* **Material for the task**
— START —
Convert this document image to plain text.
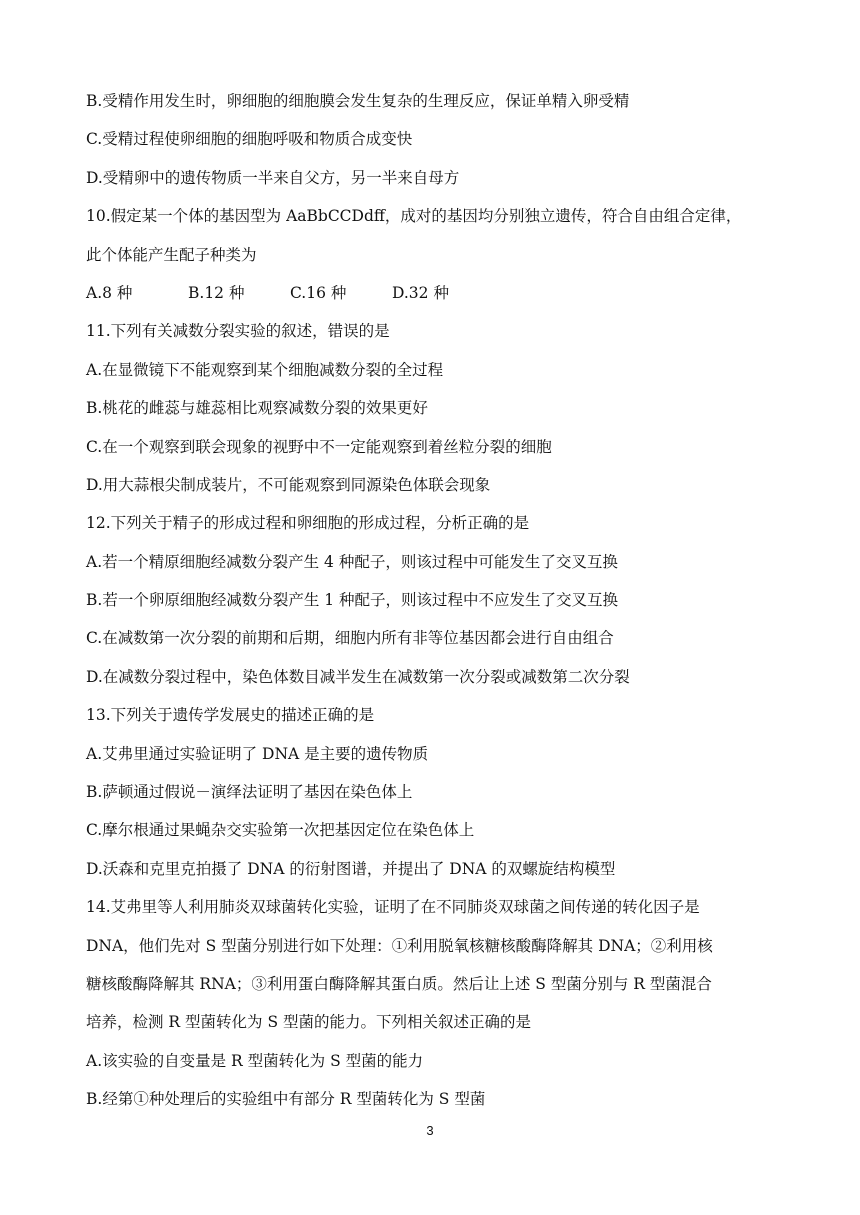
B.受精作用发生时，卵细胞的细胞膜会发生复杂的生理反应，保证单精入卵受精
C.受精过程使卵细胞的细胞呼吸和物质合成变快
D.受精卵中的遗传物质一半来自父方，另一半来自母方
10.假定某一个体的基因型为 AaBbCCDdff，成对的基因均分别独立遗传，符合自由组合定律，
此个体能产生配子种类为
A.8 种	B.12 种	C.16 种	D.32 种
11.下列有关减数分裂实验的叙述，错误的是
A.在显微镜下不能观察到某个细胞减数分裂的全过程
B.桃花的雌蕊与雄蕊相比观察减数分裂的效果更好
C.在一个观察到联会现象的视野中不一定能观察到着丝粒分裂的细胞
D.用大蒜根尖制成装片，不可能观察到同源染色体联会现象
12.下列关于精子的形成过程和卵细胞的形成过程，分析正确的是
A.若一个精原细胞经减数分裂产生 4 种配子，则该过程中可能发生了交叉互换
B.若一个卵原细胞经减数分裂产生 1 种配子，则该过程中不应发生了交叉互换
C.在减数第一次分裂的前期和后期，细胞内所有非等位基因都会进行自由组合
D.在减数分裂过程中，染色体数目减半发生在减数第一次分裂或减数第二次分裂
13.下列关于遗传学发展史的描述正确的是
A.艾弗里通过实验证明了 DNA 是主要的遗传物质
B.萨顿通过假说－演绎法证明了基因在染色体上
C.摩尔根通过果蝇杂交实验第一次把基因定位在染色体上
D.沃森和克里克拍摄了 DNA 的衍射图谱，并提出了 DNA 的双螺旋结构模型
14.艾弗里等人利用肺炎双球菌转化实验，证明了在不同肺炎双球菌之间传递的转化因子是
DNA，他们先对 S 型菌分别进行如下处理：①利用脱氧核糖核酸酶降解其 DNA；②利用核
糖核酸酶降解其 RNA；③利用蛋白酶降解其蛋白质。然后让上述 S 型菌分别与 R 型菌混合
培养，检测 R 型菌转化为 S 型菌的能力。下列相关叙述正确的是
A.该实验的自变量是 R 型菌转化为 S 型菌的能力
B.经第①种处理后的实验组中有部分 R 型菌转化为 S 型菌
3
— END —
* **Task objective**
Without including any pictures, output all the entries above exactly.

* **The reply**
Convert this document image to plain text.
B.受精作用发生时，卵细胞的细胞膜会发生复杂的生理反应，保证单精入卵受精
C.受精过程使卵细胞的细胞呼吸和物质合成变快
D.受精卵中的遗传物质一半来自父方，另一半来自母方
10.假定某一个体的基因型为 AaBbCCDdff，成对的基因均分别独立遗传，符合自由组合定律，
此个体能产生配子种类为
A.8 种	B.12 种	C.16 种	D.32 种
11.下列有关减数分裂实验的叙述，错误的是
A.在显微镜下不能观察到某个细胞减数分裂的全过程
B.桃花的雌蕊与雄蕊相比观察减数分裂的效果更好
C.在一个观察到联会现象的视野中不一定能观察到着丝粒分裂的细胞
D.用大蒜根尖制成装片，不可能观察到同源染色体联会现象
12.下列关于精子的形成过程和卵细胞的形成过程，分析正确的是
A.若一个精原细胞经减数分裂产生 4 种配子，则该过程中可能发生了交叉互换
B.若一个卵原细胞经减数分裂产生 1 种配子，则该过程中不应发生了交叉互换
C.在减数第一次分裂的前期和后期，细胞内所有非等位基因都会进行自由组合
D.在减数分裂过程中，染色体数目减半发生在减数第一次分裂或减数第二次分裂
13.下列关于遗传学发展史的描述正确的是
A.艾弗里通过实验证明了 DNA 是主要的遗传物质
B.萨顿通过假说－演绎法证明了基因在染色体上
C.摩尔根通过果蝇杂交实验第一次把基因定位在染色体上
D.沃森和克里克拍摄了 DNA 的衍射图谱，并提出了 DNA 的双螺旋结构模型
14.艾弗里等人利用肺炎双球菌转化实验，证明了在不同肺炎双球菌之间传递的转化因子是
DNA，他们先对 S 型菌分别进行如下处理：①利用脱氧核糖核酸酶降解其 DNA；②利用核
糖核酸酶降解其 RNA；③利用蛋白酶降解其蛋白质。然后让上述 S 型菌分别与 R 型菌混合
培养，检测 R 型菌转化为 S 型菌的能力。下列相关叙述正确的是
A.该实验的自变量是 R 型菌转化为 S 型菌的能力
B.经第①种处理后的实验组中有部分 R 型菌转化为 S 型菌
3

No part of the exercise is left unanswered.